EXERCISE DESCRIPTION: Each record is to be transcribed exactly.

DATA SECTION:
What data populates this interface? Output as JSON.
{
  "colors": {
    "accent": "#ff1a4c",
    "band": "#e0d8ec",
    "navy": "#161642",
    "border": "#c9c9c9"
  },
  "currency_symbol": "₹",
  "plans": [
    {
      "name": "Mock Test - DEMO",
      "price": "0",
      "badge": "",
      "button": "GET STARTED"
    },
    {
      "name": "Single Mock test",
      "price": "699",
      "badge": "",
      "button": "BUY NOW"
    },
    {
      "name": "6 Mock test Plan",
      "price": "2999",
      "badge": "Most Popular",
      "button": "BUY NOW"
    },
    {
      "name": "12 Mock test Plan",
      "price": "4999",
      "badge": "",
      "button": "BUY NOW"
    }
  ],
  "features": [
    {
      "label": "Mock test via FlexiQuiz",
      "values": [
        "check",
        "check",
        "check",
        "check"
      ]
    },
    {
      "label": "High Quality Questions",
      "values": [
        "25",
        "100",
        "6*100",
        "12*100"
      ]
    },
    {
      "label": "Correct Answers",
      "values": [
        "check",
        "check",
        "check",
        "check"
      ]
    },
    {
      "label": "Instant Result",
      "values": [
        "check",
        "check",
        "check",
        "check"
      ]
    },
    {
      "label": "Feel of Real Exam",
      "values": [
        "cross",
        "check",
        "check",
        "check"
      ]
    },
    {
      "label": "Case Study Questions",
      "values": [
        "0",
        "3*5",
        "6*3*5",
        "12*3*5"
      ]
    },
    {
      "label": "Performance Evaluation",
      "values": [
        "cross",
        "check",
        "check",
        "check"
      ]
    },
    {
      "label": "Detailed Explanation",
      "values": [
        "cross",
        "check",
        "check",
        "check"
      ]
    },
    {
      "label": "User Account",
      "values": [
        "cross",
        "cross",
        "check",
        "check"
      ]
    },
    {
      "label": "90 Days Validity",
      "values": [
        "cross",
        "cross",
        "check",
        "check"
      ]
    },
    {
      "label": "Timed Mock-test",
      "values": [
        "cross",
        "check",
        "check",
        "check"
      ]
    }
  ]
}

WRITTEN ANSWER:
What data populates this interface? Output as JSON.
{
  "colors": {
    "accent": "#ff1a4c",
    "band": "#e0d8ec",
    "navy": "#161642",
    "border": "#c9c9c9"
  },
  "currency_symbol": "₹",
  "plans": [
    {
      "name": "Mock Test - DEMO",
      "price": "0",
      "badge": "",
      "button": "GET STARTED"
    },
    {
      "name": "Single Mock test",
      "price": "699",
      "badge": "",
      "button": "BUY NOW"
    },
    {
      "name": "6 Mock test Plan",
      "price": "2999",
      "badge": "Most Popular",
      "button": "BUY NOW"
    },
    {
      "name": "12 Mock test Plan",
      "price": "4999",
      "badge": "",
      "button": "BUY NOW"
    }
  ],
  "features": [
    {
      "label": "Mock test via FlexiQuiz",
      "values": [
        "check",
        "check",
        "check",
        "check"
      ]
    },
    {
      "label": "High Quality Questions",
      "values": [
        "25",
        "100",
        "6*100",
        "12*100"
      ]
    },
    {
      "label": "Correct Answers",
      "values": [
        "check",
        "check",
        "check",
        "check"
      ]
    },
    {
      "label": "Instant Result",
      "values": [
        "check",
        "check",
        "check",
        "check"
      ]
    },
    {
      "label": "Feel of Real Exam",
      "values": [
        "cross",
        "check",
        "check",
        "check"
      ]
    },
    {
      "label": "Case Study Questions",
      "values": [
        "0",
        "3*5",
        "6*3*5",
        "12*3*5"
      ]
    },
    {
      "label": "Performance Evaluation",
      "values": [
        "cross",
        "check",
        "check",
        "check"
      ]
    },
    {
      "label": "Detailed Explanation",
      "values": [
        "cross",
        "check",
        "check",
        "check"
      ]
    },
    {
      "label": "User Account",
      "values": [
        "cross",
        "cross",
        "check",
        "check"
      ]
    },
    {
      "label": "90 Days Validity",
      "values": [
        "cross",
        "cross",
        "check",
        "check"
      ]
    },
    {
      "label": "Timed Mock-test",
      "values": [
        "cross",
        "check",
        "check",
        "check"
      ]
    }
  ]
}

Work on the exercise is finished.